§ **PROBLEM STATEMENT**: Would you print the records below word for word, without the pictures?

### DATA RECORDS

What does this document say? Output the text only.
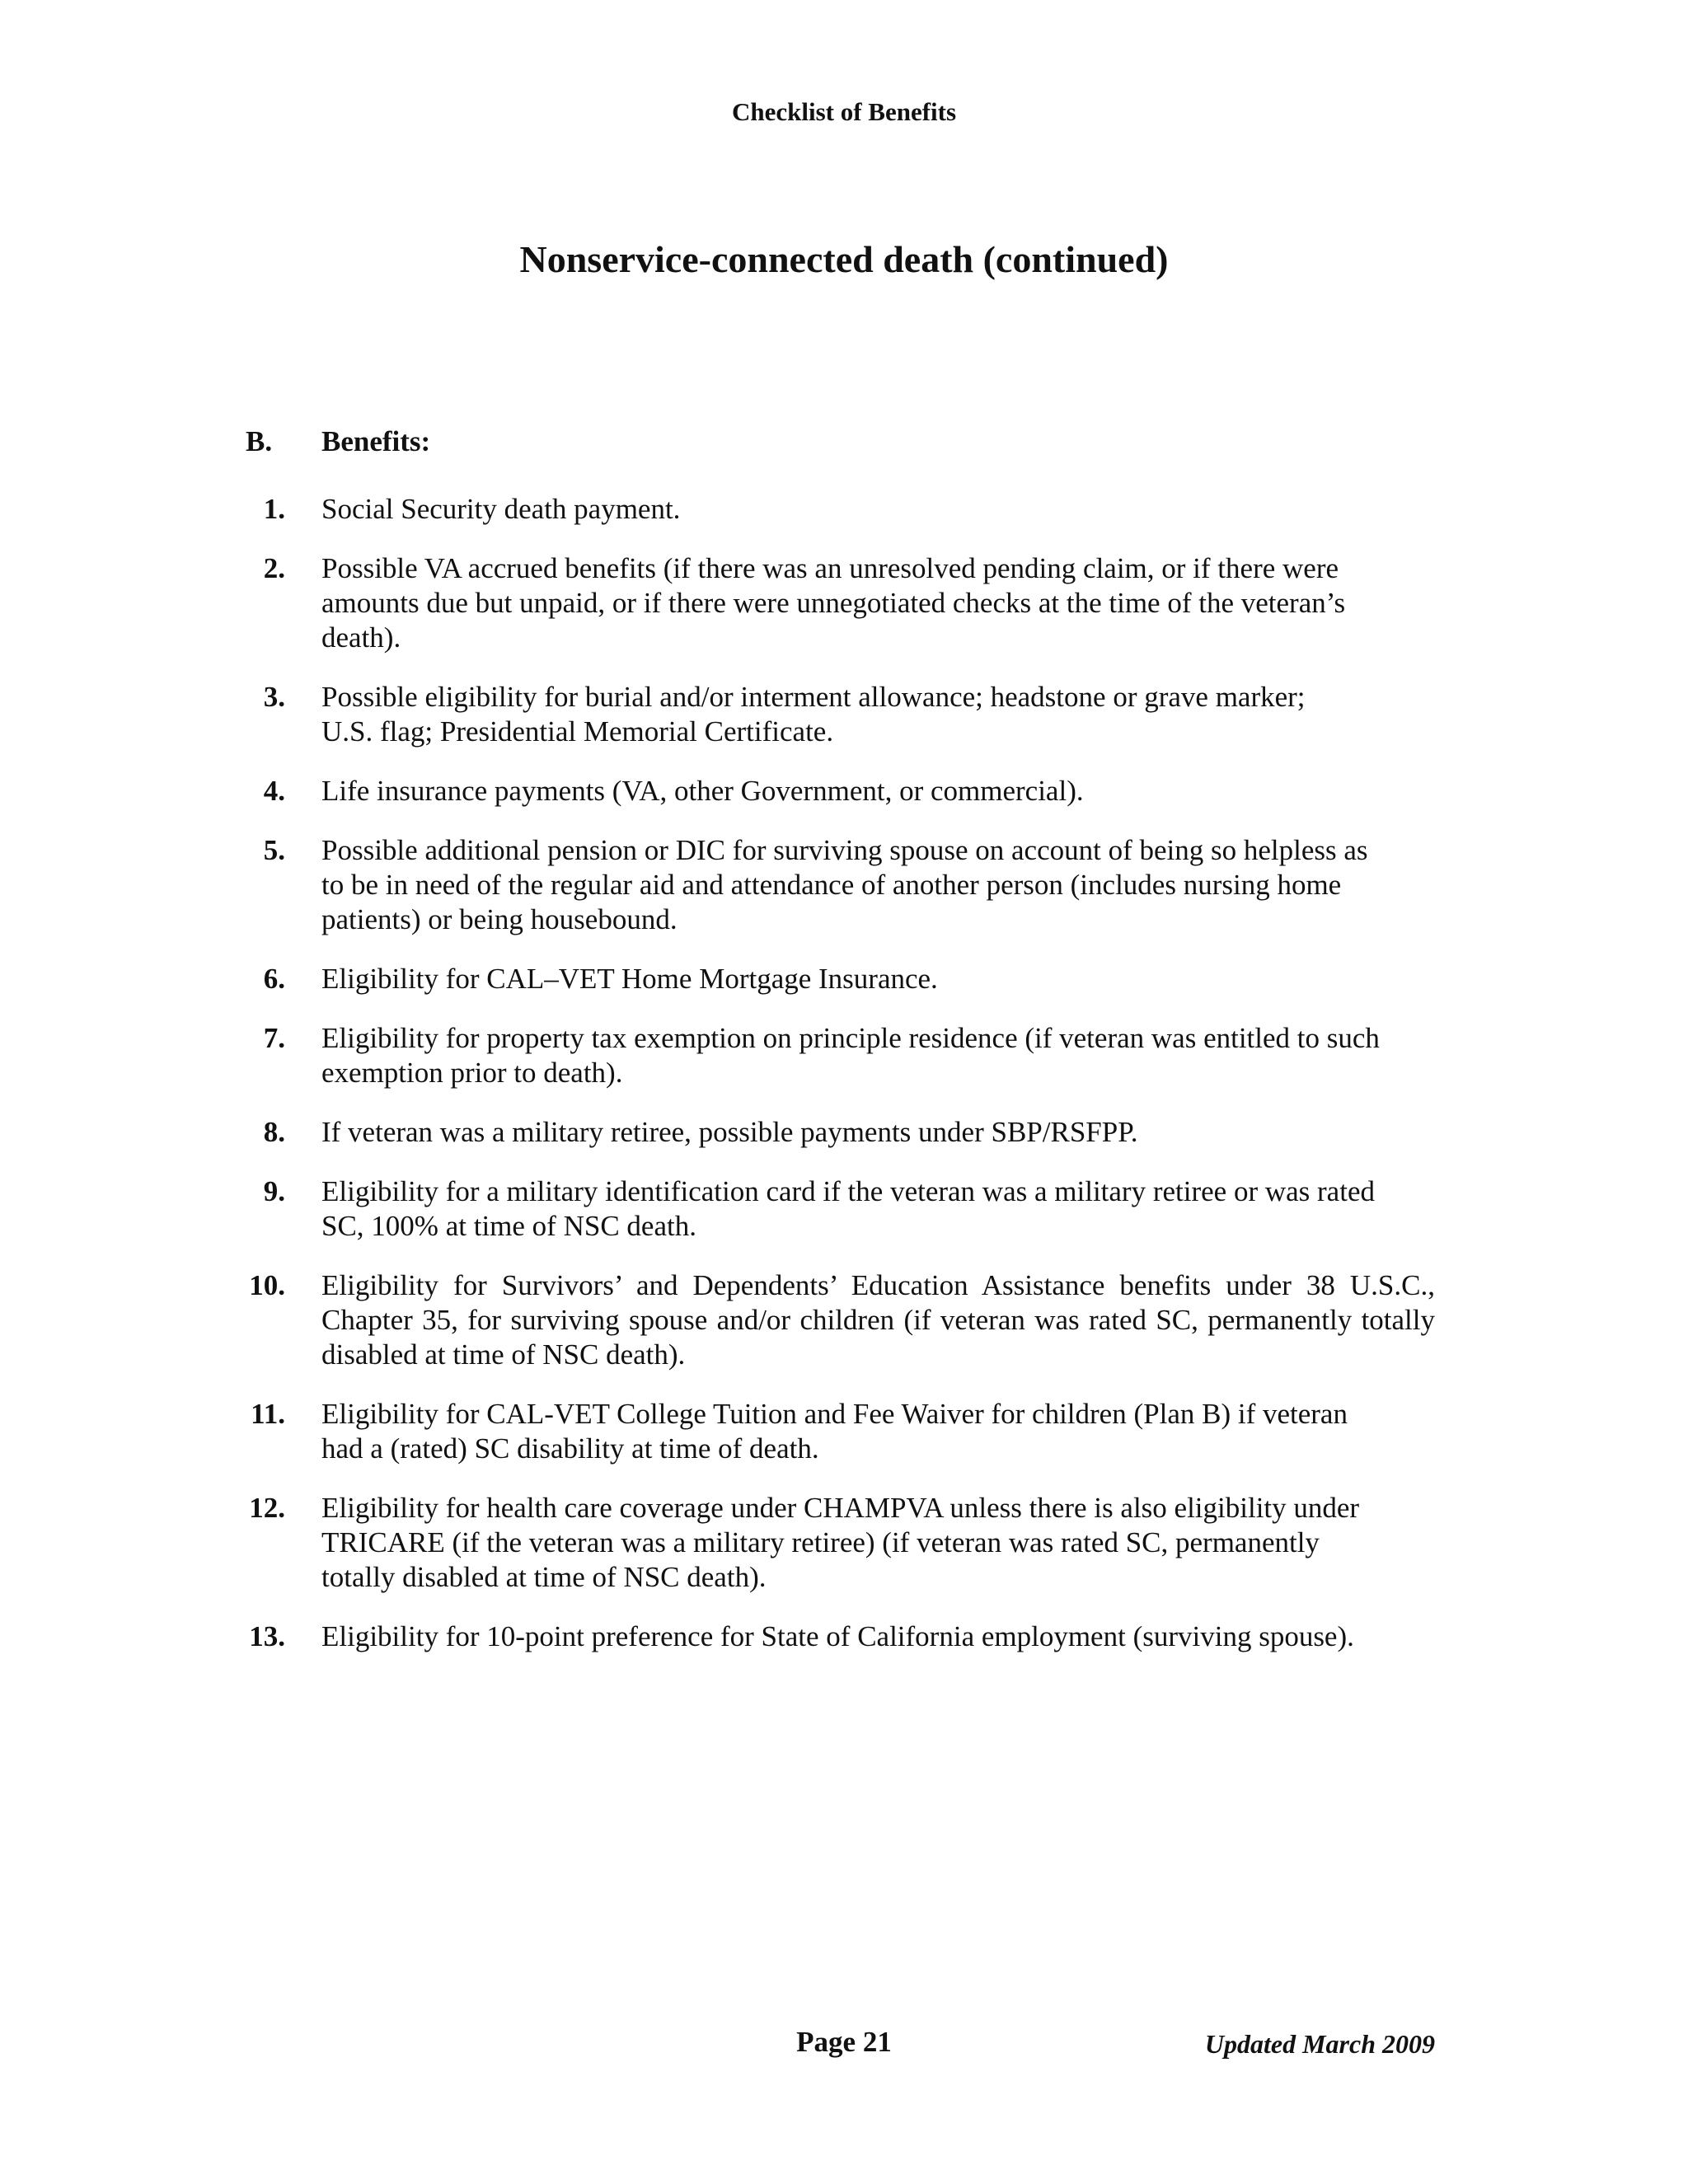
Checklist of Benefits
Nonservice-connected death (continued)
B. Benefits:
1. Social Security death payment.
2. Possible VA accrued benefits (if there was an unresolved pending claim, or if there were amounts due but unpaid, or if there were unnegotiated checks at the time of the veteran’s death).
3. Possible eligibility for burial and/or interment allowance; headstone or grave marker; U.S. flag; Presidential Memorial Certificate.
4. Life insurance payments (VA, other Government, or commercial).
5. Possible additional pension or DIC for surviving spouse on account of being so helpless as to be in need of the regular aid and attendance of another person (includes nursing home patients) or being housebound.
6. Eligibility for CAL–VET Home Mortgage Insurance.
7. Eligibility for property tax exemption on principle residence (if veteran was entitled to such exemption prior to death).
8. If veteran was a military retiree, possible payments under SBP/RSFPP.
9. Eligibility for a military identification card if the veteran was a military retiree or was rated SC, 100% at time of NSC death.
10. Eligibility for Survivors’ and Dependents’ Education Assistance benefits under 38 U.S.C., Chapter 35, for surviving spouse and/or children (if veteran was rated SC, permanently totally disabled at time of NSC death).
11. Eligibility for CAL-VET College Tuition and Fee Waiver for children (Plan B) if veteran had a (rated) SC disability at time of death.
12. Eligibility for health care coverage under CHAMPVA unless there is also eligibility under TRICARE (if the veteran was a military retiree) (if veteran was rated SC, permanently totally disabled at time of NSC death).
13. Eligibility for 10-point preference for State of California employment (surviving spouse).
Page 21	Updated March 2009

######

§ **TASK RESPONSE**:
What does this document say? Output the text only.
Checklist of Benefits
Nonservice-connected death (continued)
B. Benefits:
1. Social Security death payment.
2. Possible VA accrued benefits (if there was an unresolved pending claim, or if there were amounts due but unpaid, or if there were unnegotiated checks at the time of the veteran’s death).
3. Possible eligibility for burial and/or interment allowance; headstone or grave marker; U.S. flag; Presidential Memorial Certificate.
4. Life insurance payments (VA, other Government, or commercial).
5. Possible additional pension or DIC for surviving spouse on account of being so helpless as to be in need of the regular aid and attendance of another person (includes nursing home patients) or being housebound.
6. Eligibility for CAL–VET Home Mortgage Insurance.
7. Eligibility for property tax exemption on principle residence (if veteran was entitled to such exemption prior to death).
8. If veteran was a military retiree, possible payments under SBP/RSFPP.
9. Eligibility for a military identification card if the veteran was a military retiree or was rated SC, 100% at time of NSC death.
10. Eligibility for Survivors’ and Dependents’ Education Assistance benefits under 38 U.S.C., Chapter 35, for surviving spouse and/or children (if veteran was rated SC, permanently totally disabled at time of NSC death).
11. Eligibility for CAL-VET College Tuition and Fee Waiver for children (Plan B) if veteran had a (rated) SC disability at time of death.
12. Eligibility for health care coverage under CHAMPVA unless there is also eligibility under TRICARE (if the veteran was a military retiree) (if veteran was rated SC, permanently totally disabled at time of NSC death).
13. Eligibility for 10-point preference for State of California employment (surviving spouse).
Page 21	Updated March 2009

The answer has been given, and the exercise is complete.